» **WHAT YOU NEED TO DO**:
Word for word, set down the records and skip each picture.

— START EXERCISE MATERIAL —

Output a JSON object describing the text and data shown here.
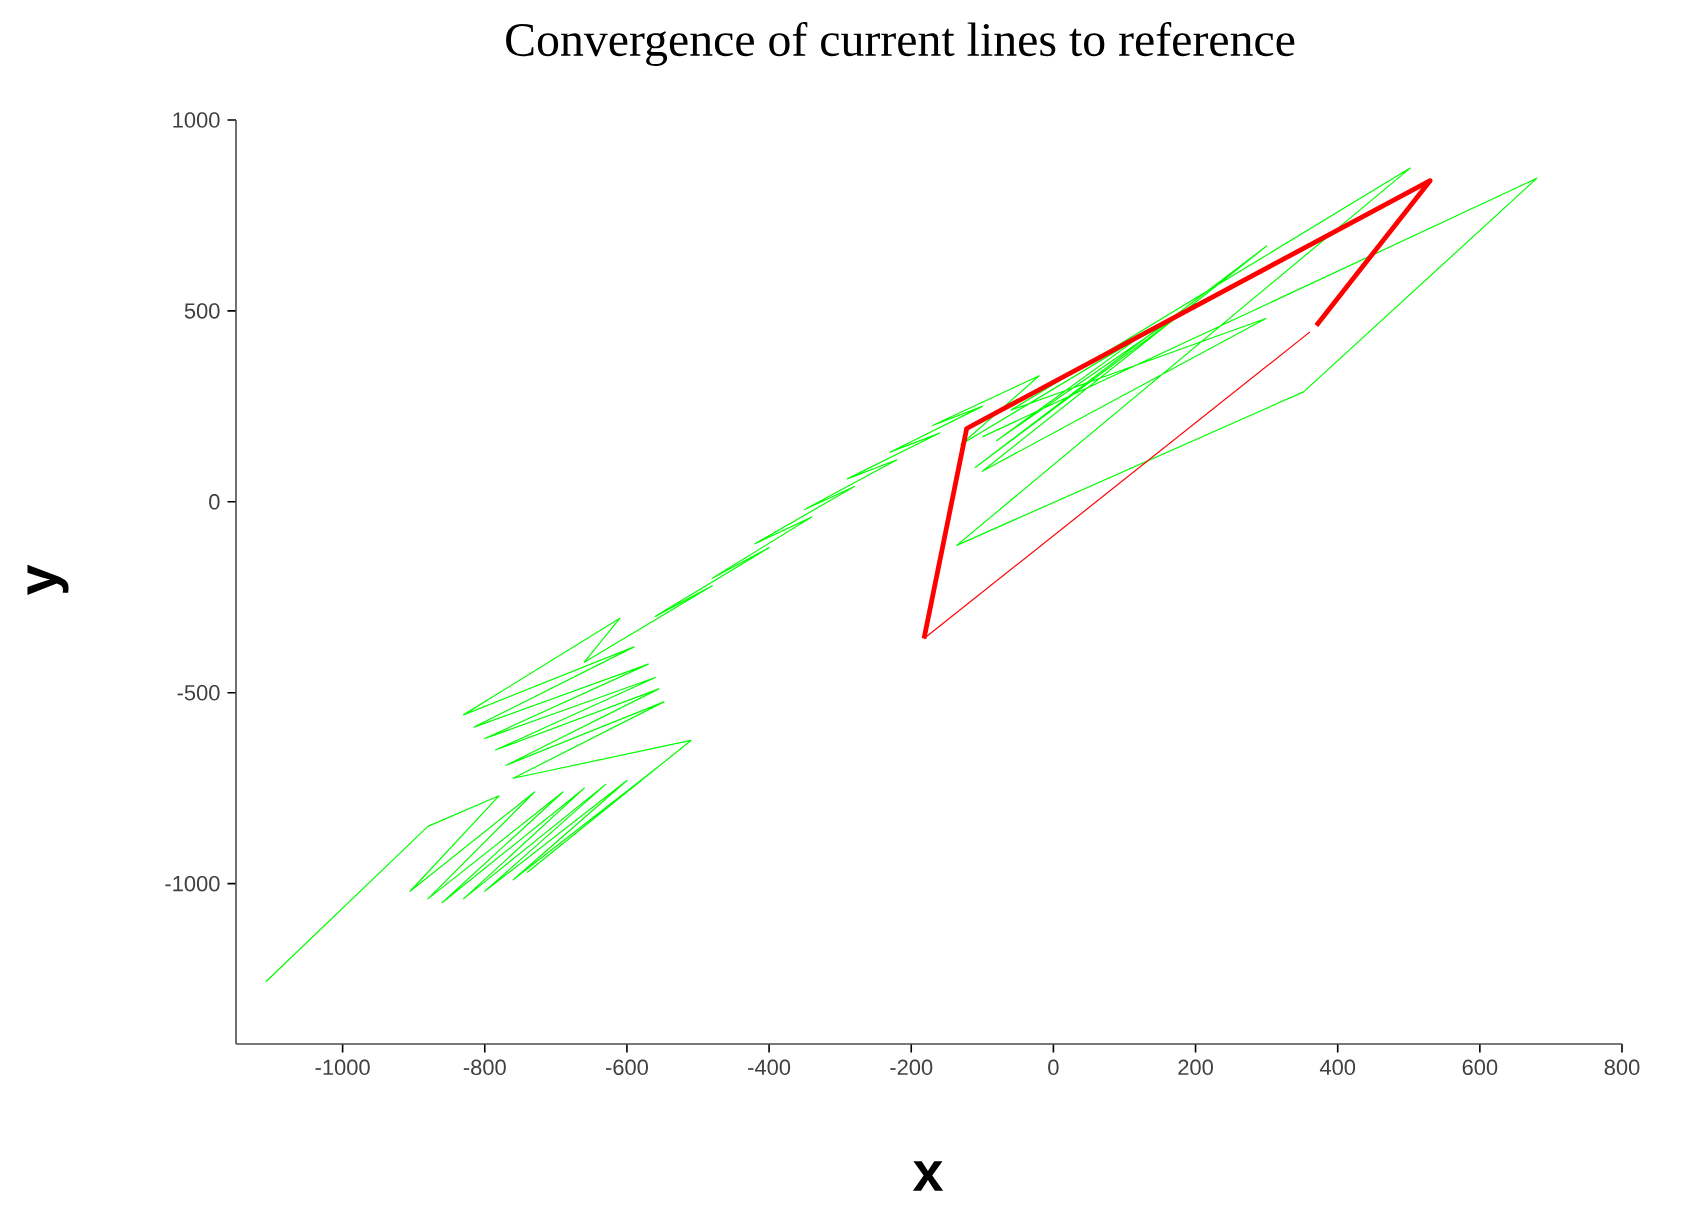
{
  "chart_data": {
    "type": "line",
    "title": "Convergence of current lines to reference",
    "xlabel": "x",
    "ylabel": "y",
    "xlim": [
      -1150,
      800
    ],
    "ylim": [
      -1420,
      1000
    ],
    "xticks": [
      -1000,
      -800,
      -600,
      -400,
      -200,
      0,
      200,
      400,
      600,
      800
    ],
    "yticks": [
      -1000,
      -500,
      0,
      500,
      1000
    ],
    "series": [
      {
        "color": "#00ff00",
        "x": [
          -1108,
          -880,
          -780,
          -905,
          -730,
          -880,
          -690,
          -860,
          -660,
          -830,
          -630,
          -800,
          -600,
          -760,
          -560,
          -740,
          -510,
          -760,
          -548,
          -770,
          -555,
          -785,
          -560,
          -800,
          -570,
          -815,
          -590,
          -830,
          -610,
          -660,
          -480,
          -560,
          -400,
          -480,
          -340,
          -420,
          -280,
          -350,
          -220,
          -290,
          -160,
          -230,
          -100,
          -170,
          -20,
          -130,
          120,
          -80,
          200,
          -110,
          300,
          -100,
          299,
          -60,
          502,
          -136,
          352,
          680,
          -100
        ],
        "values": [
          -1257,
          -850,
          -770,
          -1020,
          -760,
          -1040,
          -760,
          -1050,
          -750,
          -1040,
          -740,
          -1020,
          -730,
          -990,
          -700,
          -970,
          -625,
          -724,
          -524,
          -690,
          -490,
          -650,
          -460,
          -620,
          -425,
          -590,
          -380,
          -558,
          -305,
          -420,
          -220,
          -300,
          -120,
          -200,
          -40,
          -110,
          40,
          -20,
          110,
          60,
          180,
          130,
          250,
          200,
          330,
          150,
          430,
          160,
          520,
          90,
          670,
          80,
          480,
          240,
          874,
          -114,
          288,
          847,
          170
        ]
      },
      {
        "color": "#ff0000",
        "x": [
          361,
          -182
        ],
        "values": [
          445,
          -358
        ]
      },
      {
        "color": "#ff0000",
        "x": [
          -182,
          -122,
          530,
          370
        ],
        "values": [
          -358,
          192,
          841,
          462
        ]
      }
    ]
  }
}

— END EXERCISE MATERIAL —

» **IN RESPONSE**:
Output a JSON object describing the text and data shown here.
{
  "chart_data": {
    "type": "line",
    "title": "Convergence of current lines to reference",
    "xlabel": "x",
    "ylabel": "y",
    "xlim": [
      -1150,
      800
    ],
    "ylim": [
      -1420,
      1000
    ],
    "xticks": [
      -1000,
      -800,
      -600,
      -400,
      -200,
      0,
      200,
      400,
      600,
      800
    ],
    "yticks": [
      -1000,
      -500,
      0,
      500,
      1000
    ],
    "series": [
      {
        "color": "#00ff00",
        "x": [
          -1108,
          -880,
          -780,
          -905,
          -730,
          -880,
          -690,
          -860,
          -660,
          -830,
          -630,
          -800,
          -600,
          -760,
          -560,
          -740,
          -510,
          -760,
          -548,
          -770,
          -555,
          -785,
          -560,
          -800,
          -570,
          -815,
          -590,
          -830,
          -610,
          -660,
          -480,
          -560,
          -400,
          -480,
          -340,
          -420,
          -280,
          -350,
          -220,
          -290,
          -160,
          -230,
          -100,
          -170,
          -20,
          -130,
          120,
          -80,
          200,
          -110,
          300,
          -100,
          299,
          -60,
          502,
          -136,
          352,
          680,
          -100
        ],
        "values": [
          -1257,
          -850,
          -770,
          -1020,
          -760,
          -1040,
          -760,
          -1050,
          -750,
          -1040,
          -740,
          -1020,
          -730,
          -990,
          -700,
          -970,
          -625,
          -724,
          -524,
          -690,
          -490,
          -650,
          -460,
          -620,
          -425,
          -590,
          -380,
          -558,
          -305,
          -420,
          -220,
          -300,
          -120,
          -200,
          -40,
          -110,
          40,
          -20,
          110,
          60,
          180,
          130,
          250,
          200,
          330,
          150,
          430,
          160,
          520,
          90,
          670,
          80,
          480,
          240,
          874,
          -114,
          288,
          847,
          170
        ]
      },
      {
        "color": "#ff0000",
        "x": [
          361,
          -182
        ],
        "values": [
          445,
          -358
        ]
      },
      {
        "color": "#ff0000",
        "x": [
          -182,
          -122,
          530,
          370
        ],
        "values": [
          -358,
          192,
          841,
          462
        ]
      }
    ]
  }
}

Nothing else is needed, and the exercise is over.